**Your objective:** Copy out each line of the material below with no changes.

**Input:**
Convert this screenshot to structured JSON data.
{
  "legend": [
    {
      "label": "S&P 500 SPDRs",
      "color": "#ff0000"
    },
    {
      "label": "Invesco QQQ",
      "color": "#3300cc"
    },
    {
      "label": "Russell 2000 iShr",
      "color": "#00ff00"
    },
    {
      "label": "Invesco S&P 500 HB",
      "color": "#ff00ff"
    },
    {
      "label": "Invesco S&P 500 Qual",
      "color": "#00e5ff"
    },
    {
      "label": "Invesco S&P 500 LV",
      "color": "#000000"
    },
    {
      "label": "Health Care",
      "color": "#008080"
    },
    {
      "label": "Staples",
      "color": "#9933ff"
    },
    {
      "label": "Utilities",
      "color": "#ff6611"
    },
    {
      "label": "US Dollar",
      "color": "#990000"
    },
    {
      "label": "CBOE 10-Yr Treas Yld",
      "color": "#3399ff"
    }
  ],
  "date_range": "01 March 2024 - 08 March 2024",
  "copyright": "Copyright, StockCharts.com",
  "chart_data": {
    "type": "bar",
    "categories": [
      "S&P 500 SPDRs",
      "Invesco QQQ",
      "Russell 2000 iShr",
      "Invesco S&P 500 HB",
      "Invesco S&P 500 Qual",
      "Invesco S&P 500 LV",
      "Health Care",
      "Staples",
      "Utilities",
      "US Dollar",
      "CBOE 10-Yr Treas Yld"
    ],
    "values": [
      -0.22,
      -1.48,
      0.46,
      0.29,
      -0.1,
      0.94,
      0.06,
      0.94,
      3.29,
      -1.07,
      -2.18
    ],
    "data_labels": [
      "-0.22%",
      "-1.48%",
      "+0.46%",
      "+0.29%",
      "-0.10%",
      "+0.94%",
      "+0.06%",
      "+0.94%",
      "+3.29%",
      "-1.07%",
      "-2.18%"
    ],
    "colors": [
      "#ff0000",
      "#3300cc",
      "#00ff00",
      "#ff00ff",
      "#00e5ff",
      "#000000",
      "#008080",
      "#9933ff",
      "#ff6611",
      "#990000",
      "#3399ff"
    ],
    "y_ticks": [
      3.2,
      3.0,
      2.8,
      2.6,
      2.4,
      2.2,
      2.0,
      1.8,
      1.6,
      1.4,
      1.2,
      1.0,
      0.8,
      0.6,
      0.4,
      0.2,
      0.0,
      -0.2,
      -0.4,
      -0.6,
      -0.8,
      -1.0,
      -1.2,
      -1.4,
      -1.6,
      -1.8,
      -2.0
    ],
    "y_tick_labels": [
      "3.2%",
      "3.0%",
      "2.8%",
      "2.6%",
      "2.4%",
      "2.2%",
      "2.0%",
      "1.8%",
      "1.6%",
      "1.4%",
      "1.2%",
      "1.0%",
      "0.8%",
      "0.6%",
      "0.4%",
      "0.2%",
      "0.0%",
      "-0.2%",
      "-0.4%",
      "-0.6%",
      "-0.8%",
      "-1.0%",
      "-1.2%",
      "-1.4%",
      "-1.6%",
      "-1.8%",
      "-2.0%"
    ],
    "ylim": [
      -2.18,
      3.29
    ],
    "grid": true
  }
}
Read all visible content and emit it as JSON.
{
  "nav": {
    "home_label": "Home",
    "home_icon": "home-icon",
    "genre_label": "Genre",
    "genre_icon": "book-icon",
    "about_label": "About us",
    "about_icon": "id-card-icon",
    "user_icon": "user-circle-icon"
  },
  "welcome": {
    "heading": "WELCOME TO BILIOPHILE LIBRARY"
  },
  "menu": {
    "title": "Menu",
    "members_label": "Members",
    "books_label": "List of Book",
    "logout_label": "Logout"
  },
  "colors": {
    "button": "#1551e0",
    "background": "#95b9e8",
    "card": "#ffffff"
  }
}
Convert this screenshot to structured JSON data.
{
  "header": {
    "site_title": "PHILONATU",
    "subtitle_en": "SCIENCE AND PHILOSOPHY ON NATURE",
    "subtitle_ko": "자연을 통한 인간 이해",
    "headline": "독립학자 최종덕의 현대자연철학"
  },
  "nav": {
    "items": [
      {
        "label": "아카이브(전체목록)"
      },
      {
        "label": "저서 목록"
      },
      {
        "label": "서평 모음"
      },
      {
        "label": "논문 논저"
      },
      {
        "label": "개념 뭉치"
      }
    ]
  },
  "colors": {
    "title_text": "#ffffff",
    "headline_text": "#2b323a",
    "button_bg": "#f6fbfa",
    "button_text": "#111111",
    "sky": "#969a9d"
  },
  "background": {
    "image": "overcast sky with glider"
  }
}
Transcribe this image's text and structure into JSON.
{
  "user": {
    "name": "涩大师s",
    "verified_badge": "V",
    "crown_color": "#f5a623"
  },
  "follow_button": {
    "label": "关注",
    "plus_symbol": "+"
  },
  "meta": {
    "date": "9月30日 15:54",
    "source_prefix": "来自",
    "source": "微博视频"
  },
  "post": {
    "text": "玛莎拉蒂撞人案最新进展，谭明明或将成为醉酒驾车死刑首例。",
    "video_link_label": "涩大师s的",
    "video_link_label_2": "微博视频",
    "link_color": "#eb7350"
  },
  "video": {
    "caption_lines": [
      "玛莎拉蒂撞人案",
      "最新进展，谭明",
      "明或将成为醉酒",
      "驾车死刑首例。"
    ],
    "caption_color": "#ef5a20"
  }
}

**Output below:**
Convert this screenshot to structured JSON data.
{
  "legend": [
    {
      "label": "S&P 500 SPDRs",
      "color": "#ff0000"
    },
    {
      "label": "Invesco QQQ",
      "color": "#3300cc"
    },
    {
      "label": "Russell 2000 iShr",
      "color": "#00ff00"
    },
    {
      "label": "Invesco S&P 500 HB",
      "color": "#ff00ff"
    },
    {
      "label": "Invesco S&P 500 Qual",
      "color": "#00e5ff"
    },
    {
      "label": "Invesco S&P 500 LV",
      "color": "#000000"
    },
    {
      "label": "Health Care",
      "color": "#008080"
    },
    {
      "label": "Staples",
      "color": "#9933ff"
    },
    {
      "label": "Utilities",
      "color": "#ff6611"
    },
    {
      "label": "US Dollar",
      "color": "#990000"
    },
    {
      "label": "CBOE 10-Yr Treas Yld",
      "color": "#3399ff"
    }
  ],
  "date_range": "01 March 2024 - 08 March 2024",
  "copyright": "Copyright, StockCharts.com",
  "chart_data": {
    "type": "bar",
    "categories": [
      "S&P 500 SPDRs",
      "Invesco QQQ",
      "Russell 2000 iShr",
      "Invesco S&P 500 HB",
      "Invesco S&P 500 Qual",
      "Invesco S&P 500 LV",
      "Health Care",
      "Staples",
      "Utilities",
      "US Dollar",
      "CBOE 10-Yr Treas Yld"
    ],
    "values": [
      -0.22,
      -1.48,
      0.46,
      0.29,
      -0.1,
      0.94,
      0.06,
      0.94,
      3.29,
      -1.07,
      -2.18
    ],
    "data_labels": [
      "-0.22%",
      "-1.48%",
      "+0.46%",
      "+0.29%",
      "-0.10%",
      "+0.94%",
      "+0.06%",
      "+0.94%",
      "+3.29%",
      "-1.07%",
      "-2.18%"
    ],
    "colors": [
      "#ff0000",
      "#3300cc",
      "#00ff00",
      "#ff00ff",
      "#00e5ff",
      "#000000",
      "#008080",
      "#9933ff",
      "#ff6611",
      "#990000",
      "#3399ff"
    ],
    "y_ticks": [
      3.2,
      3.0,
      2.8,
      2.6,
      2.4,
      2.2,
      2.0,
      1.8,
      1.6,
      1.4,
      1.2,
      1.0,
      0.8,
      0.6,
      0.4,
      0.2,
      0.0,
      -0.2,
      -0.4,
      -0.6,
      -0.8,
      -1.0,
      -1.2,
      -1.4,
      -1.6,
      -1.8,
      -2.0
    ],
    "y_tick_labels": [
      "3.2%",
      "3.0%",
      "2.8%",
      "2.6%",
      "2.4%",
      "2.2%",
      "2.0%",
      "1.8%",
      "1.6%",
      "1.4%",
      "1.2%",
      "1.0%",
      "0.8%",
      "0.6%",
      "0.4%",
      "0.2%",
      "0.0%",
      "-0.2%",
      "-0.4%",
      "-0.6%",
      "-0.8%",
      "-1.0%",
      "-1.2%",
      "-1.4%",
      "-1.6%",
      "-1.8%",
      "-2.0%"
    ],
    "ylim": [
      -2.18,
      3.29
    ],
    "grid": true
  }
}
Read all visible content and emit it as JSON.
{
  "nav": {
    "home_label": "Home",
    "home_icon": "home-icon",
    "genre_label": "Genre",
    "genre_icon": "book-icon",
    "about_label": "About us",
    "about_icon": "id-card-icon",
    "user_icon": "user-circle-icon"
  },
  "welcome": {
    "heading": "WELCOME TO BILIOPHILE LIBRARY"
  },
  "menu": {
    "title": "Menu",
    "members_label": "Members",
    "books_label": "List of Book",
    "logout_label": "Logout"
  },
  "colors": {
    "button": "#1551e0",
    "background": "#95b9e8",
    "card": "#ffffff"
  }
}
Convert this screenshot to structured JSON data.
{
  "header": {
    "site_title": "PHILONATU",
    "subtitle_en": "SCIENCE AND PHILOSOPHY ON NATURE",
    "subtitle_ko": "자연을 통한 인간 이해",
    "headline": "독립학자 최종덕의 현대자연철학"
  },
  "nav": {
    "items": [
      {
        "label": "아카이브(전체목록)"
      },
      {
        "label": "저서 목록"
      },
      {
        "label": "서평 모음"
      },
      {
        "label": "논문 논저"
      },
      {
        "label": "개념 뭉치"
      }
    ]
  },
  "colors": {
    "title_text": "#ffffff",
    "headline_text": "#2b323a",
    "button_bg": "#f6fbfa",
    "button_text": "#111111",
    "sky": "#969a9d"
  },
  "background": {
    "image": "overcast sky with glider"
  }
}
Transcribe this image's text and structure into JSON.
{
  "user": {
    "name": "涩大师s",
    "verified_badge": "V",
    "crown_color": "#f5a623"
  },
  "follow_button": {
    "label": "关注",
    "plus_symbol": "+"
  },
  "meta": {
    "date": "9月30日 15:54",
    "source_prefix": "来自",
    "source": "微博视频"
  },
  "post": {
    "text": "玛莎拉蒂撞人案最新进展，谭明明或将成为醉酒驾车死刑首例。",
    "video_link_label": "涩大师s的",
    "video_link_label_2": "微博视频",
    "link_color": "#eb7350"
  },
  "video": {
    "caption_lines": [
      "玛莎拉蒂撞人案",
      "最新进展，谭明",
      "明或将成为醉酒",
      "驾车死刑首例。"
    ],
    "caption_color": "#ef5a20"
  }
}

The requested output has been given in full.